Aim:
Copy the lines that follow, keeping every character the same.

Records about charts and figures:
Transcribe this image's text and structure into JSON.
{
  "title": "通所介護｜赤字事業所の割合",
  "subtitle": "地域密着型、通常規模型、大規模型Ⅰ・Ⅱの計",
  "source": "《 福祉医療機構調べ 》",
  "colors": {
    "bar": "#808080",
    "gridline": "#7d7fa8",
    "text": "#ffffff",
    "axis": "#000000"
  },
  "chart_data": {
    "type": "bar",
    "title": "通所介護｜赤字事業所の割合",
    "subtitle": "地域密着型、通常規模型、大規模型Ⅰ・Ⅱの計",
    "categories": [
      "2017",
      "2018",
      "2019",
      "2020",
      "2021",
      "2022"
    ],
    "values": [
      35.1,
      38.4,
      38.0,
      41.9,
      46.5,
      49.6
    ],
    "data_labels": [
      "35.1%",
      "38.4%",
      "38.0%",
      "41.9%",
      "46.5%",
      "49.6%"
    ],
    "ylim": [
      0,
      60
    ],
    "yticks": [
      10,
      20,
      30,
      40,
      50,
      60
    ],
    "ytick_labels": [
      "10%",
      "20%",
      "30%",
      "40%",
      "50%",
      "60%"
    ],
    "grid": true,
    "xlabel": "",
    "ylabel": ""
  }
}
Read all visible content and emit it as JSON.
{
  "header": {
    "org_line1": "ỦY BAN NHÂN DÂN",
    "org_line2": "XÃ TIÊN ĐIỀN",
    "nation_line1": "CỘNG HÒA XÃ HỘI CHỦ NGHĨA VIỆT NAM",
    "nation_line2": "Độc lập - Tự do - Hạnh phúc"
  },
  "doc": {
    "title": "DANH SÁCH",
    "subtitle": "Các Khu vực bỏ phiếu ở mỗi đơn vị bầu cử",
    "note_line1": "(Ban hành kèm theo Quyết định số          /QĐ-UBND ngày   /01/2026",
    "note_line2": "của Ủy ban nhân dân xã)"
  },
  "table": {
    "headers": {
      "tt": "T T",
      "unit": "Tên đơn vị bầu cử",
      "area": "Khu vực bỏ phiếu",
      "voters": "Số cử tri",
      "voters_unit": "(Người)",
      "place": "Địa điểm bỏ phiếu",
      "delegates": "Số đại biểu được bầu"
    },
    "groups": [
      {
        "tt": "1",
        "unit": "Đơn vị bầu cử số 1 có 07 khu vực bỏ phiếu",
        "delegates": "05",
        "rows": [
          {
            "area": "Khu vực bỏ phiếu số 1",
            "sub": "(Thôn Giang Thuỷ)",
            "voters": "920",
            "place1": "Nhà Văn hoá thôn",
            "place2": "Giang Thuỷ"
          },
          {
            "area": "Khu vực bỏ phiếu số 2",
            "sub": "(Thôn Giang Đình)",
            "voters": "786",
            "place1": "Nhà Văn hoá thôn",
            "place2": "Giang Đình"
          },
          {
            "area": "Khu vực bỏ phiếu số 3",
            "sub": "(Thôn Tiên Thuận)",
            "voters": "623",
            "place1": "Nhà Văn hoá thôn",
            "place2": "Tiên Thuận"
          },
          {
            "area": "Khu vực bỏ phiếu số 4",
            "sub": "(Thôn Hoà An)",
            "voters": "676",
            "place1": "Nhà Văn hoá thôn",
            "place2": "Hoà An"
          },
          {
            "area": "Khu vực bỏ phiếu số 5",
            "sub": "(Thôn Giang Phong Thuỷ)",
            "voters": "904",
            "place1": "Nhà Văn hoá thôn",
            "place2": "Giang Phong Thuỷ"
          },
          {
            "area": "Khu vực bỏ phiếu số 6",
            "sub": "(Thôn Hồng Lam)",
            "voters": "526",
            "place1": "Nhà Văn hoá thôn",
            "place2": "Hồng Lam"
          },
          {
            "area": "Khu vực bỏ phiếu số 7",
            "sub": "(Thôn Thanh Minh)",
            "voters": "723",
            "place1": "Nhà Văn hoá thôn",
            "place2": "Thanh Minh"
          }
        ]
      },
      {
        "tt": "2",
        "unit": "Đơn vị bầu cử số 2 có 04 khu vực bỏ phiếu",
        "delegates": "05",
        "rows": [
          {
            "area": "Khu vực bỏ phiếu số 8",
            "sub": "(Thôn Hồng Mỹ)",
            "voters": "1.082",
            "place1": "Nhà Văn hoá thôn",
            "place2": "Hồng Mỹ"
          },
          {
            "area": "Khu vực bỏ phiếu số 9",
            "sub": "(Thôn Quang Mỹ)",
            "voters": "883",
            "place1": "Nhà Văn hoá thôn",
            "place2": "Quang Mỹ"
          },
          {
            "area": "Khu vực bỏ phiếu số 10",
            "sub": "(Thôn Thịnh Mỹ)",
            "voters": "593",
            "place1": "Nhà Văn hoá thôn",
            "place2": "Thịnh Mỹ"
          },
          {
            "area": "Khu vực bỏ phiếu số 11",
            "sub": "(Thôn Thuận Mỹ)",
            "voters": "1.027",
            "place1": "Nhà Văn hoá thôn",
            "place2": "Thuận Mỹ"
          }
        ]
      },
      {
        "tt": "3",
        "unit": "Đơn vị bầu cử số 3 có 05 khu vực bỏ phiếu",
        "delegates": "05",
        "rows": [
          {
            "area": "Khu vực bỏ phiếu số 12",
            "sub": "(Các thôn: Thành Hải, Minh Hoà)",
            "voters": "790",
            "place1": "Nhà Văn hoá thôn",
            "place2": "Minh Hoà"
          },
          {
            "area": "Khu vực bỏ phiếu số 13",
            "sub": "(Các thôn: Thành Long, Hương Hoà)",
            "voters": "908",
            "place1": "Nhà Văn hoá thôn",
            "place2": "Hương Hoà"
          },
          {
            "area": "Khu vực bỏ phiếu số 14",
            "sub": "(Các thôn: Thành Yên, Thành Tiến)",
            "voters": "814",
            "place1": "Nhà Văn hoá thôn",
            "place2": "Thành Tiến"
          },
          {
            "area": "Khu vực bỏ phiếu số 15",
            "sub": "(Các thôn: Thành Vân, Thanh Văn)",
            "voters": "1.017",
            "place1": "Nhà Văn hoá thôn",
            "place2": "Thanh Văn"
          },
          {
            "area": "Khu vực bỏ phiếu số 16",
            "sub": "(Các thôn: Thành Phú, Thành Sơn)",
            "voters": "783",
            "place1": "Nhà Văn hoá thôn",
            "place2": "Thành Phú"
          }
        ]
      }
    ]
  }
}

Correct result:
Transcribe this image's text and structure into JSON.
{
  "title": "通所介護｜赤字事業所の割合",
  "subtitle": "地域密着型、通常規模型、大規模型Ⅰ・Ⅱの計",
  "source": "《 福祉医療機構調べ 》",
  "colors": {
    "bar": "#808080",
    "gridline": "#7d7fa8",
    "text": "#ffffff",
    "axis": "#000000"
  },
  "chart_data": {
    "type": "bar",
    "title": "通所介護｜赤字事業所の割合",
    "subtitle": "地域密着型、通常規模型、大規模型Ⅰ・Ⅱの計",
    "categories": [
      "2017",
      "2018",
      "2019",
      "2020",
      "2021",
      "2022"
    ],
    "values": [
      35.1,
      38.4,
      38.0,
      41.9,
      46.5,
      49.6
    ],
    "data_labels": [
      "35.1%",
      "38.4%",
      "38.0%",
      "41.9%",
      "46.5%",
      "49.6%"
    ],
    "ylim": [
      0,
      60
    ],
    "yticks": [
      10,
      20,
      30,
      40,
      50,
      60
    ],
    "ytick_labels": [
      "10%",
      "20%",
      "30%",
      "40%",
      "50%",
      "60%"
    ],
    "grid": true,
    "xlabel": "",
    "ylabel": ""
  }
}
Read all visible content and emit it as JSON.
{
  "header": {
    "org_line1": "ỦY BAN NHÂN DÂN",
    "org_line2": "XÃ TIÊN ĐIỀN",
    "nation_line1": "CỘNG HÒA XÃ HỘI CHỦ NGHĨA VIỆT NAM",
    "nation_line2": "Độc lập - Tự do - Hạnh phúc"
  },
  "doc": {
    "title": "DANH SÁCH",
    "subtitle": "Các Khu vực bỏ phiếu ở mỗi đơn vị bầu cử",
    "note_line1": "(Ban hành kèm theo Quyết định số          /QĐ-UBND ngày   /01/2026",
    "note_line2": "của Ủy ban nhân dân xã)"
  },
  "table": {
    "headers": {
      "tt": "T T",
      "unit": "Tên đơn vị bầu cử",
      "area": "Khu vực bỏ phiếu",
      "voters": "Số cử tri",
      "voters_unit": "(Người)",
      "place": "Địa điểm bỏ phiếu",
      "delegates": "Số đại biểu được bầu"
    },
    "groups": [
      {
        "tt": "1",
        "unit": "Đơn vị bầu cử số 1 có 07 khu vực bỏ phiếu",
        "delegates": "05",
        "rows": [
          {
            "area": "Khu vực bỏ phiếu số 1",
            "sub": "(Thôn Giang Thuỷ)",
            "voters": "920",
            "place1": "Nhà Văn hoá thôn",
            "place2": "Giang Thuỷ"
          },
          {
            "area": "Khu vực bỏ phiếu số 2",
            "sub": "(Thôn Giang Đình)",
            "voters": "786",
            "place1": "Nhà Văn hoá thôn",
            "place2": "Giang Đình"
          },
          {
            "area": "Khu vực bỏ phiếu số 3",
            "sub": "(Thôn Tiên Thuận)",
            "voters": "623",
            "place1": "Nhà Văn hoá thôn",
            "place2": "Tiên Thuận"
          },
          {
            "area": "Khu vực bỏ phiếu số 4",
            "sub": "(Thôn Hoà An)",
            "voters": "676",
            "place1": "Nhà Văn hoá thôn",
            "place2": "Hoà An"
          },
          {
            "area": "Khu vực bỏ phiếu số 5",
            "sub": "(Thôn Giang Phong Thuỷ)",
            "voters": "904",
            "place1": "Nhà Văn hoá thôn",
            "place2": "Giang Phong Thuỷ"
          },
          {
            "area": "Khu vực bỏ phiếu số 6",
            "sub": "(Thôn Hồng Lam)",
            "voters": "526",
            "place1": "Nhà Văn hoá thôn",
            "place2": "Hồng Lam"
          },
          {
            "area": "Khu vực bỏ phiếu số 7",
            "sub": "(Thôn Thanh Minh)",
            "voters": "723",
            "place1": "Nhà Văn hoá thôn",
            "place2": "Thanh Minh"
          }
        ]
      },
      {
        "tt": "2",
        "unit": "Đơn vị bầu cử số 2 có 04 khu vực bỏ phiếu",
        "delegates": "05",
        "rows": [
          {
            "area": "Khu vực bỏ phiếu số 8",
            "sub": "(Thôn Hồng Mỹ)",
            "voters": "1.082",
            "place1": "Nhà Văn hoá thôn",
            "place2": "Hồng Mỹ"
          },
          {
            "area": "Khu vực bỏ phiếu số 9",
            "sub": "(Thôn Quang Mỹ)",
            "voters": "883",
            "place1": "Nhà Văn hoá thôn",
            "place2": "Quang Mỹ"
          },
          {
            "area": "Khu vực bỏ phiếu số 10",
            "sub": "(Thôn Thịnh Mỹ)",
            "voters": "593",
            "place1": "Nhà Văn hoá thôn",
            "place2": "Thịnh Mỹ"
          },
          {
            "area": "Khu vực bỏ phiếu số 11",
            "sub": "(Thôn Thuận Mỹ)",
            "voters": "1.027",
            "place1": "Nhà Văn hoá thôn",
            "place2": "Thuận Mỹ"
          }
        ]
      },
      {
        "tt": "3",
        "unit": "Đơn vị bầu cử số 3 có 05 khu vực bỏ phiếu",
        "delegates": "05",
        "rows": [
          {
            "area": "Khu vực bỏ phiếu số 12",
            "sub": "(Các thôn: Thành Hải, Minh Hoà)",
            "voters": "790",
            "place1": "Nhà Văn hoá thôn",
            "place2": "Minh Hoà"
          },
          {
            "area": "Khu vực bỏ phiếu số 13",
            "sub": "(Các thôn: Thành Long, Hương Hoà)",
            "voters": "908",
            "place1": "Nhà Văn hoá thôn",
            "place2": "Hương Hoà"
          },
          {
            "area": "Khu vực bỏ phiếu số 14",
            "sub": "(Các thôn: Thành Yên, Thành Tiến)",
            "voters": "814",
            "place1": "Nhà Văn hoá thôn",
            "place2": "Thành Tiến"
          },
          {
            "area": "Khu vực bỏ phiếu số 15",
            "sub": "(Các thôn: Thành Vân, Thanh Văn)",
            "voters": "1.017",
            "place1": "Nhà Văn hoá thôn",
            "place2": "Thanh Văn"
          },
          {
            "area": "Khu vực bỏ phiếu số 16",
            "sub": "(Các thôn: Thành Phú, Thành Sơn)",
            "voters": "783",
            "place1": "Nhà Văn hoá thôn",
            "place2": "Thành Phú"
          }
        ]
      }
    ]
  }
}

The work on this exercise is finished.